Records
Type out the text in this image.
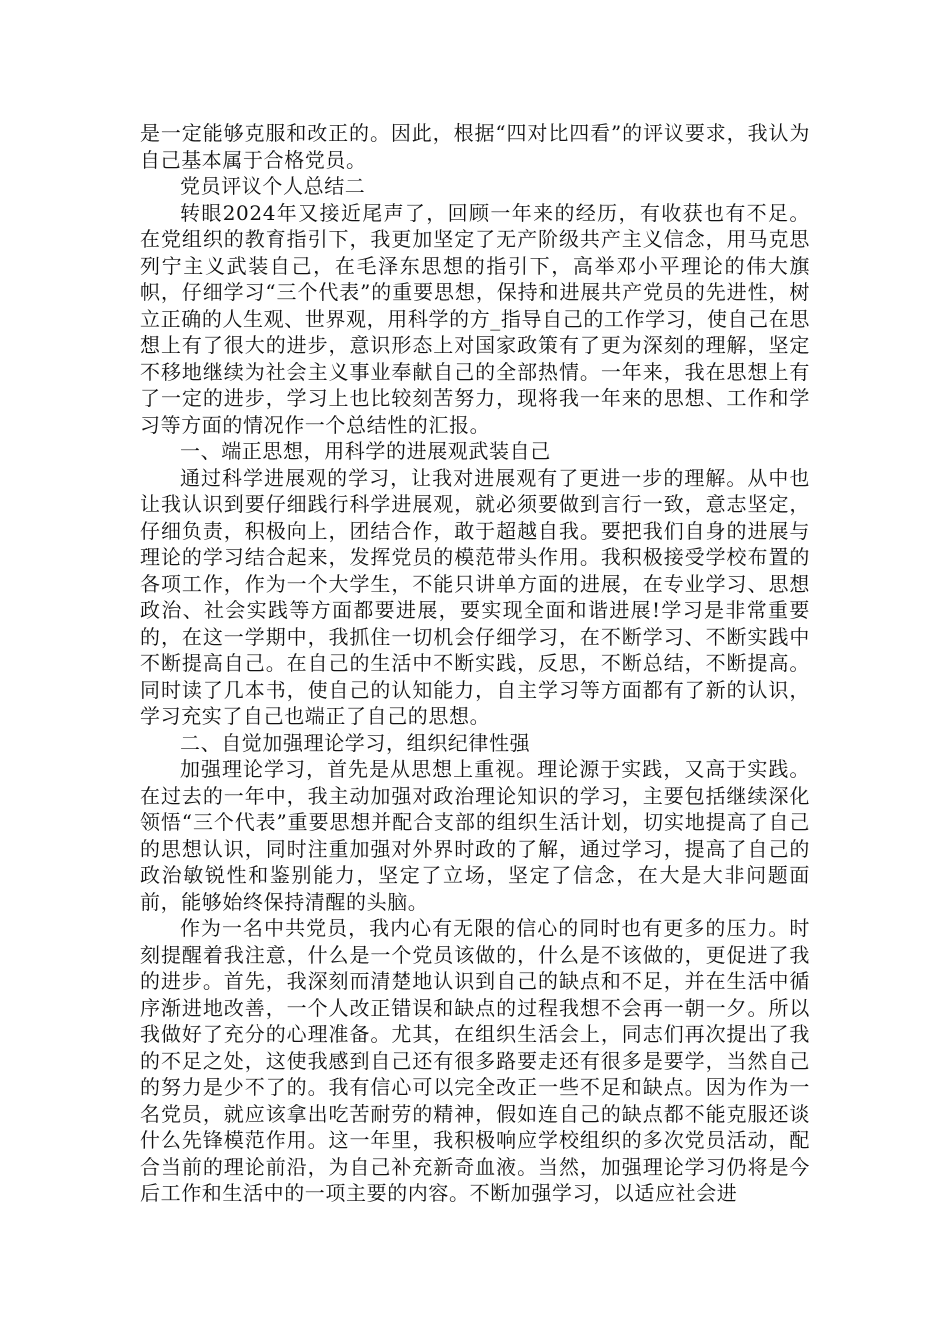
是一定能够克服和改正的。因此，根据“四对比四看”的评议要求，我认为自己基本属于合格党员。

党员评议个人总结二

转眼2024年又接近尾声了，回顾一年来的经历，有收获也有不足。在党组织的教育指引下，我更加坚定了无产阶级共产主义信念，用马克思列宁主义武装自己，在毛泽东思想的指引下，高举邓小平理论的伟大旗帜，仔细学习“三个代表”的重要思想，保持和进展共产党员的先进性，树立正确的人生观、世界观，用科学的方_指导自己的工作学习，使自己在思想上有了很大的进步，意识形态上对国家政策有了更为深刻的理解，坚定不移地继续为社会主义事业奉献自己的全部热情。一年来，我在思想上有了一定的进步，学习上也比较刻苦努力，现将我一年来的思想、工作和学习等方面的情况作一个总结性的汇报。

一、端正思想，用科学的进展观武装自己

通过科学进展观的学习，让我对进展观有了更进一步的理解。从中也让我认识到要仔细践行科学进展观，就必须要做到言行一致，意志坚定，仔细负责，积极向上，团结合作，敢于超越自我。要把我们自身的进展与理论的学习结合起来，发挥党员的模范带头作用。我积极接受学校布置的各项工作，作为一个大学生，不能只讲单方面的进展，在专业学习、思想政治、社会实践等方面都要进展，要实现全面和谐进展!学习是非常重要的，在这一学期中，我抓住一切机会仔细学习，在不断学习、不断实践中不断提高自己。在自己的生活中不断实践，反思，不断总结，不断提高。同时读了几本书，使自己的认知能力，自主学习等方面都有了新的认识，学习充实了自己也端正了自己的思想。

二、自觉加强理论学习，组织纪律性强

加强理论学习，首先是从思想上重视。理论源于实践，又高于实践。在过去的一年中，我主动加强对政治理论知识的学习，主要包括继续深化领悟“三个代表”重要思想并配合支部的组织生活计划，切实地提高了自己的思想认识，同时注重加强对外界时政的了解，通过学习，提高了自己的政治敏锐性和鉴别能力，坚定了立场，坚定了信念，在大是大非问题面前，能够始终保持清醒的头脑。

作为一名中共党员，我内心有无限的信心的同时也有更多的压力。时刻提醒着我注意，什么是一个党员该做的，什么是不该做的，更促进了我的进步。首先，我深刻而清楚地认识到自己的缺点和不足，并在生活中循序渐进地改善，一个人改正错误和缺点的过程我想不会再一朝一夕。所以我做好了充分的心理准备。尤其，在组织生活会上，同志们再次提出了我的不足之处，这使我感到自己还有很多路要走还有很多是要学，当然自己的努力是少不了的。我有信心可以完全改正一些不足和缺点。因为作为一名党员，就应该拿出吃苦耐劳的精神，假如连自己的缺点都不能克服还谈什么先锋模范作用。这一年里，我积极响应学校组织的多次党员活动，配合当前的理论前沿，为自己补充新奇血液。当然，加强理论学习仍将是今后工作和生活中的一项主要的内容。不断加强学习，以适应社会进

Exercise prompt
Search the data above for lines holding "三个代表" and copy each of them.

The output
转眼2024年又接近尾声了，回顾一年来的经历，有收获也有不足。在党组织的教育指引下，我更加坚定了无产阶级共产主义信念，用马克思列宁主义武装自己，在毛泽东思想的指引下，高举邓小平理论的伟大旗帜，仔细学习“三个代表”的重要思想，保持和进展共产党员的先进性，树立正确的人生观、世界观，用科学的方_指导自己的工作学习，使自己在思想上有了很大的进步，意识形态上对国家政策有了更为深刻的理解，坚定不移地继续为社会主义事业奉献自己的全部热情。一年来，我在思想上有了一定的进步，学习上也比较刻苦努力，现将我一年来的思想、工作和学习等方面的情况作一个总结性的汇报。
加强理论学习，首先是从思想上重视。理论源于实践，又高于实践。在过去的一年中，我主动加强对政治理论知识的学习，主要包括继续深化领悟“三个代表”重要思想并配合支部的组织生活计划，切实地提高了自己的思想认识，同时注重加强对外界时政的了解，通过学习，提高了自己的政治敏锐性和鉴别能力，坚定了立场，坚定了信念，在大是大非问题面前，能够始终保持清醒的头脑。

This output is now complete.